Work to complete: Show each line that has the string "value" in it.

··········

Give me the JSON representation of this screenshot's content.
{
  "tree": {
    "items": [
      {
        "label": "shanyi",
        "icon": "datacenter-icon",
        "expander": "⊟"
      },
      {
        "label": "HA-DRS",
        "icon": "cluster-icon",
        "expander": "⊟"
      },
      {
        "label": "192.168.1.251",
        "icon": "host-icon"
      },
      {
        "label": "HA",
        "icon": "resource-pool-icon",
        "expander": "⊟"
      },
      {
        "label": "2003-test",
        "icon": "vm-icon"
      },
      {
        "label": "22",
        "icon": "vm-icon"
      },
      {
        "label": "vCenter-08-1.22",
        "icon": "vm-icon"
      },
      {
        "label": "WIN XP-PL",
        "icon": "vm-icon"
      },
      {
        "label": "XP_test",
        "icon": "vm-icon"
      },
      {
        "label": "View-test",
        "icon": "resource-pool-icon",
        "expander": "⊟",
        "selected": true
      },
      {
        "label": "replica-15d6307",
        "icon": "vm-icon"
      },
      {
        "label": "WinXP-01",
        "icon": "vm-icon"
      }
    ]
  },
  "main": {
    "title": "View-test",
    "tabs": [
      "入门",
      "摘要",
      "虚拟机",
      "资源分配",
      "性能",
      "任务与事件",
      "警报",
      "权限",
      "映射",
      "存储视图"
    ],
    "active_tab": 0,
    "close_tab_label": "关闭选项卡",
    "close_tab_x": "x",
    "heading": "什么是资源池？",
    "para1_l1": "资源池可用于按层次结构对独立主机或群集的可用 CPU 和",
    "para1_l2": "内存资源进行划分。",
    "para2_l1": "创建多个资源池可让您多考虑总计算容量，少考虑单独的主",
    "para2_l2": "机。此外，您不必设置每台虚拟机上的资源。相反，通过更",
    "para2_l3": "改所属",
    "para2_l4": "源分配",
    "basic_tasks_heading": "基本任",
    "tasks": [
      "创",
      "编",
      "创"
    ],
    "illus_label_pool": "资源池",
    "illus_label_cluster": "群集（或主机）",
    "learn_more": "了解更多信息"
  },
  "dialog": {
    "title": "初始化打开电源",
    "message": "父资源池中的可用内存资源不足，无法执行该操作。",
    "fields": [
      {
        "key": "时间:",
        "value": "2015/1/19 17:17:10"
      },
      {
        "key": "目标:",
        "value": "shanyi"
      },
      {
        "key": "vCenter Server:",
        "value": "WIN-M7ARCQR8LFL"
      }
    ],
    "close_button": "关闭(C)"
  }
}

··········

Exercise output:
        "value": "2015/1/19 17:17:10"
        "value": "shanyi"
        "value": "WIN-M7ARCQR8LFL"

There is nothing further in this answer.